§ **PROMPT**:
Below is a listing. Gather each line of it that contains "EditText".

§ **ENTRIES PROVIDED**:

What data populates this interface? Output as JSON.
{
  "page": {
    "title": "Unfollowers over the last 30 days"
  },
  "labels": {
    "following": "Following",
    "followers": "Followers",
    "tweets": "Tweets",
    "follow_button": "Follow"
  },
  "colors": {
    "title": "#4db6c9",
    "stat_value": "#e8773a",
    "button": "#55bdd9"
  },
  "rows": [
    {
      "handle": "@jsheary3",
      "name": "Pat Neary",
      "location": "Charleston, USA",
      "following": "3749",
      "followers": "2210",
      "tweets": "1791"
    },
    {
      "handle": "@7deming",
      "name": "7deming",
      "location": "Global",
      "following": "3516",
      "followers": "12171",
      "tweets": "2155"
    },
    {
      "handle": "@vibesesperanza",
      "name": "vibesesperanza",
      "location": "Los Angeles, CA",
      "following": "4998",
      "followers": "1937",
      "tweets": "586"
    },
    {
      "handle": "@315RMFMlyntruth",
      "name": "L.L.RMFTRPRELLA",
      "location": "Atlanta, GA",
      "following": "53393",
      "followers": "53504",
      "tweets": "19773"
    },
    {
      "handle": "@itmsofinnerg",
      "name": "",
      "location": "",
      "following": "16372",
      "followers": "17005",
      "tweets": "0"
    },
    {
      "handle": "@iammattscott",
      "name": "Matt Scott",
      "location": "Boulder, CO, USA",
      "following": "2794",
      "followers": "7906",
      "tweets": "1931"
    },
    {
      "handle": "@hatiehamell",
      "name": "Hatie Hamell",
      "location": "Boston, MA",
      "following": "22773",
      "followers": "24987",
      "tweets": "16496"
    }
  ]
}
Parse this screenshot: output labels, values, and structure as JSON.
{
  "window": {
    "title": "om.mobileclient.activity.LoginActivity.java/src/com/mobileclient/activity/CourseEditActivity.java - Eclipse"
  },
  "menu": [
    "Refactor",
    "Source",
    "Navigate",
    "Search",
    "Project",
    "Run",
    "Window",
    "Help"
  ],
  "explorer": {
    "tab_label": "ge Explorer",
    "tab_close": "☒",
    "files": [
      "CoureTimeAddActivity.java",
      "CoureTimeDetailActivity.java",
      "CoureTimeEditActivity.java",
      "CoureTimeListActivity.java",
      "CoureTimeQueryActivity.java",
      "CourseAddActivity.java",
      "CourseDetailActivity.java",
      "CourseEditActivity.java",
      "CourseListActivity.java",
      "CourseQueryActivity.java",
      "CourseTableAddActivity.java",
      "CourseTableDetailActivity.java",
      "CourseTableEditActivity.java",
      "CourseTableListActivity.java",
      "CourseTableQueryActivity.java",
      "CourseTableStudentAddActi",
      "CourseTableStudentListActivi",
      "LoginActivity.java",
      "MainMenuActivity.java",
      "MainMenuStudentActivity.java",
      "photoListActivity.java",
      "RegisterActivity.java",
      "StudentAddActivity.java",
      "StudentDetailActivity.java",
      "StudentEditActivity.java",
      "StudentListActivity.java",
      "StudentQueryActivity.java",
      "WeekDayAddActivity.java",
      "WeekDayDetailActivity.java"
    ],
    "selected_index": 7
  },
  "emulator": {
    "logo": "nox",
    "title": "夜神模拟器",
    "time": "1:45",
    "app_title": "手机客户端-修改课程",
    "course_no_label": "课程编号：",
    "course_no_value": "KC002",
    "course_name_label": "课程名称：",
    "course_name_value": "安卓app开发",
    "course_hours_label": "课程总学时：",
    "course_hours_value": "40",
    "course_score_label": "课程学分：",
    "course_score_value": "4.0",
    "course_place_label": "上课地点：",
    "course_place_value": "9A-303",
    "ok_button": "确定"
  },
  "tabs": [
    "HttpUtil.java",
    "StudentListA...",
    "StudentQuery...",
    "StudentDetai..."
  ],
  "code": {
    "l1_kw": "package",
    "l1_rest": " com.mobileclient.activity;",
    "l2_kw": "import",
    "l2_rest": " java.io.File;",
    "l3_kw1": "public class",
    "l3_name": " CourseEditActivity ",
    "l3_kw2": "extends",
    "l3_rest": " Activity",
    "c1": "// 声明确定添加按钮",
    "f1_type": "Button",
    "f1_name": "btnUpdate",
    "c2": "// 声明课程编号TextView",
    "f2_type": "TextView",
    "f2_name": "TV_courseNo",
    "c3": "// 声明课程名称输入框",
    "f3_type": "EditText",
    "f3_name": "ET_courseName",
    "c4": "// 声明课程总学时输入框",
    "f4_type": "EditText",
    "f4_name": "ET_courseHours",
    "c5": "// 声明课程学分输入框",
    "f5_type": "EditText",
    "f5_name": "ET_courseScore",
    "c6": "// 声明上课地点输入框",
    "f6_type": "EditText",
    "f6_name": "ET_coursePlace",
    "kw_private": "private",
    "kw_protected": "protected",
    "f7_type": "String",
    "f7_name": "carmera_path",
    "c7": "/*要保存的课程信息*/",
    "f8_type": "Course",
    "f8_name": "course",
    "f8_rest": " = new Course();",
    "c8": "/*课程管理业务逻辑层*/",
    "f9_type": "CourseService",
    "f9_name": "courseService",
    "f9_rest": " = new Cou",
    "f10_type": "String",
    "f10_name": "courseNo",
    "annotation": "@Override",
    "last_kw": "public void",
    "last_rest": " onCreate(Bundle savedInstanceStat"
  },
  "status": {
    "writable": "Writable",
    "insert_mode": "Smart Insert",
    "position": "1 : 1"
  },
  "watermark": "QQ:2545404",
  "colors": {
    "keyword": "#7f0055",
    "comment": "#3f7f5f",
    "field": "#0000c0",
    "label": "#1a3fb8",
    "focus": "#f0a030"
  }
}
* * *
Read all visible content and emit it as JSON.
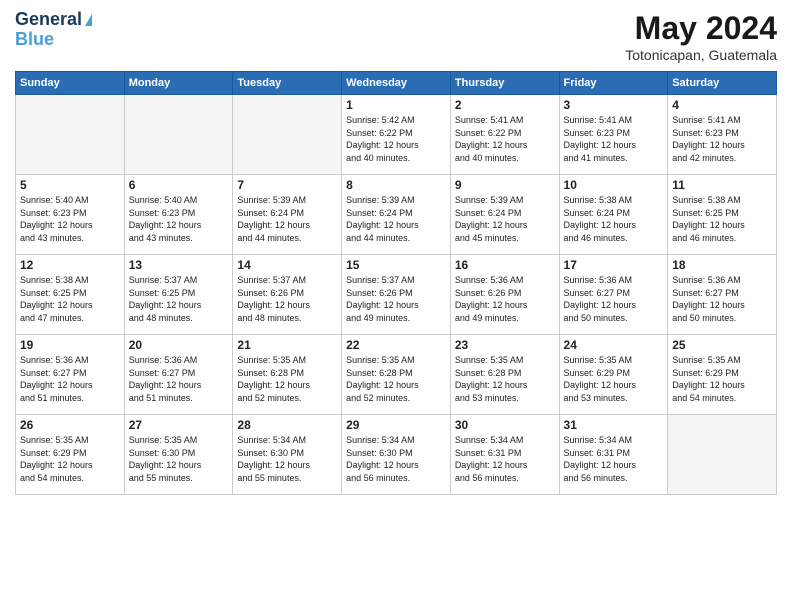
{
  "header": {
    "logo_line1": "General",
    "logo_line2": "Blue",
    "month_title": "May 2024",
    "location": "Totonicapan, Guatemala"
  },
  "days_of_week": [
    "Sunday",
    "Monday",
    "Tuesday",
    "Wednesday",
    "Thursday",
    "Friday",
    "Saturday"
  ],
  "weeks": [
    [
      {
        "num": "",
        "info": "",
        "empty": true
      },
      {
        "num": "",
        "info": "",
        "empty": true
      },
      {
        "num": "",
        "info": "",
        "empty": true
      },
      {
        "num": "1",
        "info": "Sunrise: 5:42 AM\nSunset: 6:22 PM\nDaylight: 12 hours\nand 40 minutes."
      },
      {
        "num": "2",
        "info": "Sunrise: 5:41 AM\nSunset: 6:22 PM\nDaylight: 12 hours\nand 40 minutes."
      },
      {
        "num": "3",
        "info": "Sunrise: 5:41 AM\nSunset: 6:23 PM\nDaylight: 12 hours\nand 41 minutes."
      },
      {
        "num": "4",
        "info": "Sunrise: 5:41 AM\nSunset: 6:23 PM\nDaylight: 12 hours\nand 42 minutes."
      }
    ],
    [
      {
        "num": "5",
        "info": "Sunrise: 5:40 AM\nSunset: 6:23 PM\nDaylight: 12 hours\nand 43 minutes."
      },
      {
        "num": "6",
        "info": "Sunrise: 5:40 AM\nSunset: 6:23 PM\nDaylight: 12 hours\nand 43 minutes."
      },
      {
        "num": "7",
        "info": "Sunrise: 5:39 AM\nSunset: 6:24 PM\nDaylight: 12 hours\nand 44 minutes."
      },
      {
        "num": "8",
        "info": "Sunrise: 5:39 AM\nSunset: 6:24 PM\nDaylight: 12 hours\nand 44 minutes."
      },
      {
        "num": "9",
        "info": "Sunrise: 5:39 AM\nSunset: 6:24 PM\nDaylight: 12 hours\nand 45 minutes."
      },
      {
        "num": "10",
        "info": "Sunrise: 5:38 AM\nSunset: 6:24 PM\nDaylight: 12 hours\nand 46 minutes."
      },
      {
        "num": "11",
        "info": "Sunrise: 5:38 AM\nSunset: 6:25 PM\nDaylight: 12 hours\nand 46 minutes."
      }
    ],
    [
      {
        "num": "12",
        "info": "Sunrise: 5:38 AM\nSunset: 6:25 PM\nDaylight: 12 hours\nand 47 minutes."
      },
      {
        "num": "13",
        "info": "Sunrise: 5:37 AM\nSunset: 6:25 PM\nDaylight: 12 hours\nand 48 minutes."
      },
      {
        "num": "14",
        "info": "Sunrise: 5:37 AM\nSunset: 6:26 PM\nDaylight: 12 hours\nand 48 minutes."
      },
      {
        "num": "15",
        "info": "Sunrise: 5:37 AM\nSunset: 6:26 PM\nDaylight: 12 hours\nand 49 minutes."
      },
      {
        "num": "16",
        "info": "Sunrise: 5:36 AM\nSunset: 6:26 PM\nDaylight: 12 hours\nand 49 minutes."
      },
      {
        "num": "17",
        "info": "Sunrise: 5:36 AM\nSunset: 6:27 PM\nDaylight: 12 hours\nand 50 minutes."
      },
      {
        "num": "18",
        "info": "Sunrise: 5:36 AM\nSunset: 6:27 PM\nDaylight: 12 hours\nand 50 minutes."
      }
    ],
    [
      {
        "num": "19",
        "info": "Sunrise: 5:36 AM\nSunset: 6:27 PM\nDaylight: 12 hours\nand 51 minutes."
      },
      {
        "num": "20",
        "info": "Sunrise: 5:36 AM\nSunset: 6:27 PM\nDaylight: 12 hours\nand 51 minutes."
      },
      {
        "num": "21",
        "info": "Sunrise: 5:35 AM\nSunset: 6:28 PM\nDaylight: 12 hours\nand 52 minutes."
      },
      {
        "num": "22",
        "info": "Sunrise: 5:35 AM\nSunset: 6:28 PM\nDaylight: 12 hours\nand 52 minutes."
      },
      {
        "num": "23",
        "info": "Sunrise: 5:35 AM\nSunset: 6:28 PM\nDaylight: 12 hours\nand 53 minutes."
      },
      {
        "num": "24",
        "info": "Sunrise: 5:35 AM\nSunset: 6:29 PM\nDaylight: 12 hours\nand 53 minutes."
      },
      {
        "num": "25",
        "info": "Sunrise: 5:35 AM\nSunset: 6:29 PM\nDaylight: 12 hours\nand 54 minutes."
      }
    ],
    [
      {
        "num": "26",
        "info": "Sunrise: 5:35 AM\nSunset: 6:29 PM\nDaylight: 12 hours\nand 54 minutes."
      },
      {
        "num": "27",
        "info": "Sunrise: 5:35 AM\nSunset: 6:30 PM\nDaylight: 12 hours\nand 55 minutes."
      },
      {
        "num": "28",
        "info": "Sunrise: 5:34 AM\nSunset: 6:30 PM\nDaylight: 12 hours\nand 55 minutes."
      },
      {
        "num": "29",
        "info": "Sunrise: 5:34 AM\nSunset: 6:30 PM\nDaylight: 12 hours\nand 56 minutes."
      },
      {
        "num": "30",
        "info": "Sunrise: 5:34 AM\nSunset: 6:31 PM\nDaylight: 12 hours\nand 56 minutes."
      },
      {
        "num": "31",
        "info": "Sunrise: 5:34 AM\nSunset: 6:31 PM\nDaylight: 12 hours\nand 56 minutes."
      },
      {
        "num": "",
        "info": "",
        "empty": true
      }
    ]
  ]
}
---
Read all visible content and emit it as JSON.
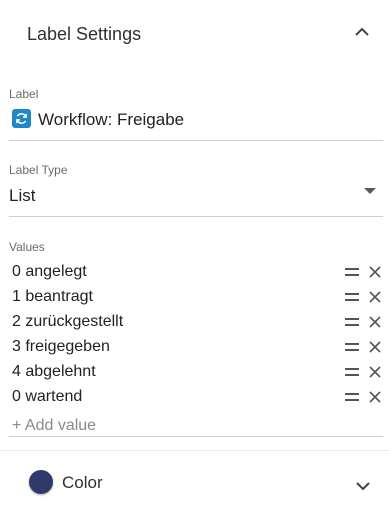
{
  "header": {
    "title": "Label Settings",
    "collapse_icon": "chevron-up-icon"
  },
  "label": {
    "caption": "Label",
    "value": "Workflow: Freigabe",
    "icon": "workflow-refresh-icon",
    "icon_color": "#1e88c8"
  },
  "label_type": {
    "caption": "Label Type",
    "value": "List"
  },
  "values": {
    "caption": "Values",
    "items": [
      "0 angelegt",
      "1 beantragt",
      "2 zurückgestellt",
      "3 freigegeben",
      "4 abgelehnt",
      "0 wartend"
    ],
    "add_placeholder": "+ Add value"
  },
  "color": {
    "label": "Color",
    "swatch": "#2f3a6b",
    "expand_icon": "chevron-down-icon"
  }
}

§ **EXERCISE ANSWER**:
    "f3_type": "EditText",
    "f4_type": "EditText",
    "f5_type": "EditText",
    "f6_type": "EditText",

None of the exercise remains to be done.